● **Excerpted data**
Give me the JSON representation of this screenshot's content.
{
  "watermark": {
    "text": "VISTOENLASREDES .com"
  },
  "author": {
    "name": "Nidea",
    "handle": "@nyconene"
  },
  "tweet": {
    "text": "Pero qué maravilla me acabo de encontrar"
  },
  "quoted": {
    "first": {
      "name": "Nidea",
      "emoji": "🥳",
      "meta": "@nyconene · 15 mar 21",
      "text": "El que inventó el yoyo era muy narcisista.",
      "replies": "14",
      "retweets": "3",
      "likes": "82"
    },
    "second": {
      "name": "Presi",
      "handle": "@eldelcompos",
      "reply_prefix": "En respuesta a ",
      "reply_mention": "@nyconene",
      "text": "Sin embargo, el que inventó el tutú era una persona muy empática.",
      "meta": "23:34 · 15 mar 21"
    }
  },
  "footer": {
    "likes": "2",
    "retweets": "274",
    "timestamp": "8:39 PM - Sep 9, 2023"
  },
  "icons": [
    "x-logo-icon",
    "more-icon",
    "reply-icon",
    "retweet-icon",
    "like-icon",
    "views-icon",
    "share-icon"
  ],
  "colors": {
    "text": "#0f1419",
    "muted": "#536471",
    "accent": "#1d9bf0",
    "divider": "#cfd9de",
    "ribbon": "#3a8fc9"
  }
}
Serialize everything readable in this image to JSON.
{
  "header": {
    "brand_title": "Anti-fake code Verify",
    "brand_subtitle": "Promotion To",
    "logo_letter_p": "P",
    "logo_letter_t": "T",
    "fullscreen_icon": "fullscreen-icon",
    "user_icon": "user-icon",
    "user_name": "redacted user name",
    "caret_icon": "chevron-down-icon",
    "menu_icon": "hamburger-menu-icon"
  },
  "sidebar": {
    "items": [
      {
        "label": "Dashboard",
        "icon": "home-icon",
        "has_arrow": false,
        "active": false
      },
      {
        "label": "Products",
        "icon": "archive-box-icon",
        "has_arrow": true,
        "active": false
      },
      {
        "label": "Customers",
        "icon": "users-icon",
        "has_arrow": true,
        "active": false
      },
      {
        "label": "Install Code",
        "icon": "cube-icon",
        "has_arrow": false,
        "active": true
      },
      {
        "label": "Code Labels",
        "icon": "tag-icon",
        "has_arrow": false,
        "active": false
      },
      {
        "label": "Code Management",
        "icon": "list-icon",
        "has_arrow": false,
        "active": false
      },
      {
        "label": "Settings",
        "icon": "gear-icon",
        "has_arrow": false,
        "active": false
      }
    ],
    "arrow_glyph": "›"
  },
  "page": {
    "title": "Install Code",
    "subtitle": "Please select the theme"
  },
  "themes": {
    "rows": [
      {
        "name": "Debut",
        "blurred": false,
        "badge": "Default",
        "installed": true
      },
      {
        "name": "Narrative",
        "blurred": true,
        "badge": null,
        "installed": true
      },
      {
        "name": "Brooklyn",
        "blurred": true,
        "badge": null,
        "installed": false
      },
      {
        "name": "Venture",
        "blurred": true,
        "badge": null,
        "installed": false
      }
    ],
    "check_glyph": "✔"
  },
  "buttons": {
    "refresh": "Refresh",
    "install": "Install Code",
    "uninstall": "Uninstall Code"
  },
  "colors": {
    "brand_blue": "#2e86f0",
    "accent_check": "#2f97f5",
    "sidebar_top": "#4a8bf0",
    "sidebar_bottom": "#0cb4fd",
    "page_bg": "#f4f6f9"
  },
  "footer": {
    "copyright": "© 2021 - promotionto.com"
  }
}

● **Stated exercise**
Pick out each line above that includes "name" and show it.

● **Final result**
    "name": "Nidea",
      "name": "Nidea",
      "name": "Presi",
    "user_name": "redacted user name",
        "name": "Debut",
        "name": "Narrative",
        "name": "Brooklyn",
        "name": "Venture",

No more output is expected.